**Task to complete**
What lines below include the string "checkmark"? Pick them out and copy them.
(Exercise input Opens)
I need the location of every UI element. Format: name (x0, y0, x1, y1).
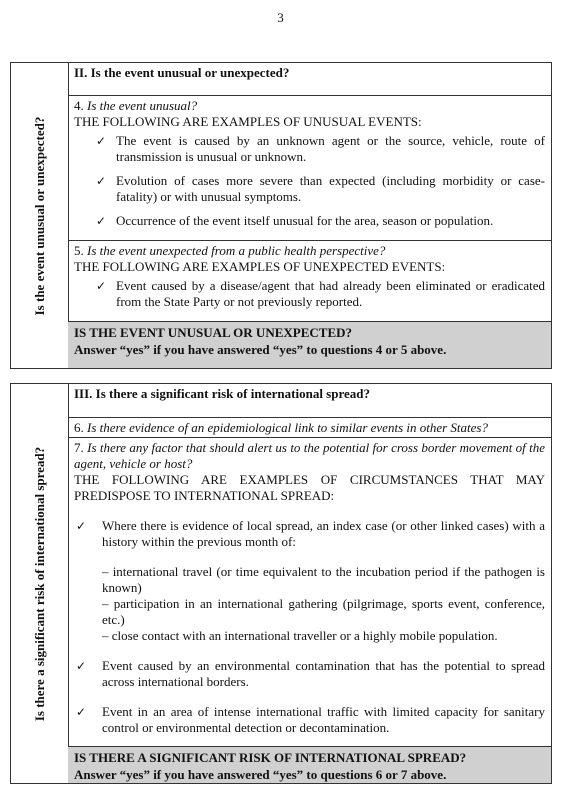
spread-examples-list (74, 518, 545, 550)
sub-item: – close contact with an international traveller or a highly mobile population. (102, 628, 498, 643)
summary-box (68, 746, 551, 783)
side-label-cell (11, 63, 69, 368)
unusual-examples-list (74, 133, 545, 229)
spread-examples-list-cont (74, 658, 545, 736)
section-unusual-unexpected (10, 62, 552, 369)
checkmark-icon: ✓ (76, 705, 87, 719)
list-item: ✓ Event caused by an environmental contamination that has the potential to spread across international borders. (76, 658, 545, 689)
checkmark-icon: ✓ (96, 279, 107, 293)
checkmark-icon: ✓ (76, 659, 87, 673)
page-number: 3 (277, 10, 284, 25)
question-5-intro: THE FOLLOWING ARE EXAMPLES OF UNEXPECTED EVENTS: (74, 259, 446, 274)
checkmark-icon: ✓ (96, 214, 107, 228)
summary-box (68, 321, 551, 368)
question-7-intro: THE FOLLOWING ARE EXAMPLES OF CIRCUMSTANCES THAT MAY PREDISPOSE TO INTERNATIONAL SPREAD: (74, 472, 545, 503)
summary-note: Answer “yes” if you have answered “yes” to questions 6 or 7 above. (74, 767, 447, 782)
list-item: ✓ Evolution of cases more severe than expected (including morbidity or case-fatality) or with unusual symptoms. (96, 173, 545, 204)
question-4-title: 4. Is the event unusual? (74, 98, 198, 113)
list-item: ✓ Event in an area of intense international traffic with limited capacity for sanitary control or environmental detection or decontamination. (76, 704, 545, 735)
sub-item: – international travel (or time equivalent to the incubation period if the pathogen is known) (102, 564, 545, 595)
question-5 (68, 240, 551, 321)
checkmark-icon: ✓ (96, 174, 107, 188)
question-6-title: 6. Is there evidence of an epidemiological link to similar events in other States? (74, 420, 488, 435)
summary-title: IS THE EVENT UNUSUAL OR UNEXPECTED? (74, 325, 353, 340)
summary-note: Answer “yes” if you have answered “yes” to questions 4 or 5 above. (74, 342, 447, 357)
question-4 (68, 95, 551, 240)
unexpected-examples-list (74, 278, 545, 310)
section-header: III. Is there a significant risk of international spread? (74, 386, 371, 401)
section-header: II. Is the event unusual or unexpected? (74, 65, 290, 80)
side-label: Is the event unusual or unexpected? (31, 116, 47, 315)
summary-title: IS THERE A SIGNIFICANT RISK OF INTERNATIONAL SPREAD? (74, 750, 467, 765)
checkmark-icon: ✓ (76, 519, 87, 533)
question-7-title: 7. Is there any factor that should alert us to the potential for cross border movement of the agent, vehicle or host? (74, 440, 546, 471)
question-6 (68, 417, 551, 437)
section-content (68, 384, 551, 783)
question-7 (68, 437, 551, 746)
list-item: ✓ The event is caused by an unknown agent or the source, vehicle, route of transmission is unusual or unknown. (96, 133, 545, 164)
sub-items (74, 564, 545, 644)
question-4-intro: THE FOLLOWING ARE EXAMPLES OF UNUSUAL EVENTS: (74, 114, 422, 129)
list-item: ✓ Where there is evidence of local spread, an index case (or other linked cases) with a history within the previous month of: (76, 518, 545, 549)
side-label: Is there a significant risk of international spread? (31, 446, 47, 721)
question-5-title: 5. Is the event unexpected from a public health perspective? (74, 243, 386, 258)
list-item: ✓ Occurrence of the event itself unusual for the area, season or population. (96, 213, 494, 228)
side-label-cell (11, 384, 69, 783)
list-item: ✓ Event caused by a disease/agent that had already been eliminated or eradicated from the State Party or not previously reported. (96, 278, 545, 309)
section-content (68, 63, 551, 368)
section-international-spread (10, 383, 552, 784)
sub-item: – participation in an international gathering (pilgrimage, sports event, conference, etc.) (102, 596, 545, 627)
checkmark-icon: ✓ (96, 134, 107, 148)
(Exercise input Closes)
**Exercise solution**
checkmark-icon: ✓ (76, 705, 87, 719)
checkmark-icon: ✓ (96, 279, 107, 293)
checkmark-icon: ✓ (76, 659, 87, 673)
checkmark-icon: ✓ (96, 214, 107, 228)
checkmark-icon: ✓ (96, 174, 107, 188)
checkmark-icon: ✓ (76, 519, 87, 533)
checkmark-icon: ✓ (96, 134, 107, 148)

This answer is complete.